#### GIVEN RECORDS:
::::::::::

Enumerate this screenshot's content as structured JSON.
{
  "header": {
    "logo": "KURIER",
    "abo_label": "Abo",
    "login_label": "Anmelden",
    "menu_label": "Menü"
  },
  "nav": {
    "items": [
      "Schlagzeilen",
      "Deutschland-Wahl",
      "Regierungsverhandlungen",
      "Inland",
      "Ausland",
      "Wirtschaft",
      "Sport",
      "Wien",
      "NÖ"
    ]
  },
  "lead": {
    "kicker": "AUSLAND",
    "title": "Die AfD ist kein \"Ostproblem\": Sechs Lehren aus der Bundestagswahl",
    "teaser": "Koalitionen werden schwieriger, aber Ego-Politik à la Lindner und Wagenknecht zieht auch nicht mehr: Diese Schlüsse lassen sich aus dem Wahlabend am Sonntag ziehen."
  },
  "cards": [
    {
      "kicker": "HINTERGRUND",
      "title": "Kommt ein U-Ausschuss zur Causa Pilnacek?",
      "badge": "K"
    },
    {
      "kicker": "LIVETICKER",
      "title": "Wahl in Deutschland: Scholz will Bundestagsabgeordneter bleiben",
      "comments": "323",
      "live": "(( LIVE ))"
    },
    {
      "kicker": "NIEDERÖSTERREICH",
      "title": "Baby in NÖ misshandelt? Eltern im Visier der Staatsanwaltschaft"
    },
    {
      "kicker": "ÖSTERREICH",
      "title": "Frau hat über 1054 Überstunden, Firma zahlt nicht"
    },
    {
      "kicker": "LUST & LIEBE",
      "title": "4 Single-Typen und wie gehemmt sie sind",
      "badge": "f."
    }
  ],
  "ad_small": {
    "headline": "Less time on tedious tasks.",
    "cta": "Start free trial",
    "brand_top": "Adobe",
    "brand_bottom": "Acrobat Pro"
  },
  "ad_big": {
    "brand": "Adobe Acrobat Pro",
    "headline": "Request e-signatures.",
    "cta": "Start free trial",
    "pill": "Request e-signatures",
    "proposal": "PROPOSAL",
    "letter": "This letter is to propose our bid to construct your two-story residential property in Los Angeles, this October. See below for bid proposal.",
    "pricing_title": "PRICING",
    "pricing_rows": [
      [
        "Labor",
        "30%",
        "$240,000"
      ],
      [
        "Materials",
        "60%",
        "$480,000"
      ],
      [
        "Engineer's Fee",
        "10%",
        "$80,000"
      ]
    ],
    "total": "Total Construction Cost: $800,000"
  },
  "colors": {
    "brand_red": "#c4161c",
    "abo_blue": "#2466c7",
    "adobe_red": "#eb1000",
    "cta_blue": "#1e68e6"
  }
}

::::::::::

Gather and copy every line of the data in which the string "Acrobat" is found.

#### RESPONSE TO THE TASK:
    "brand_bottom": "Acrobat Pro"
    "brand": "Adobe Acrobat Pro",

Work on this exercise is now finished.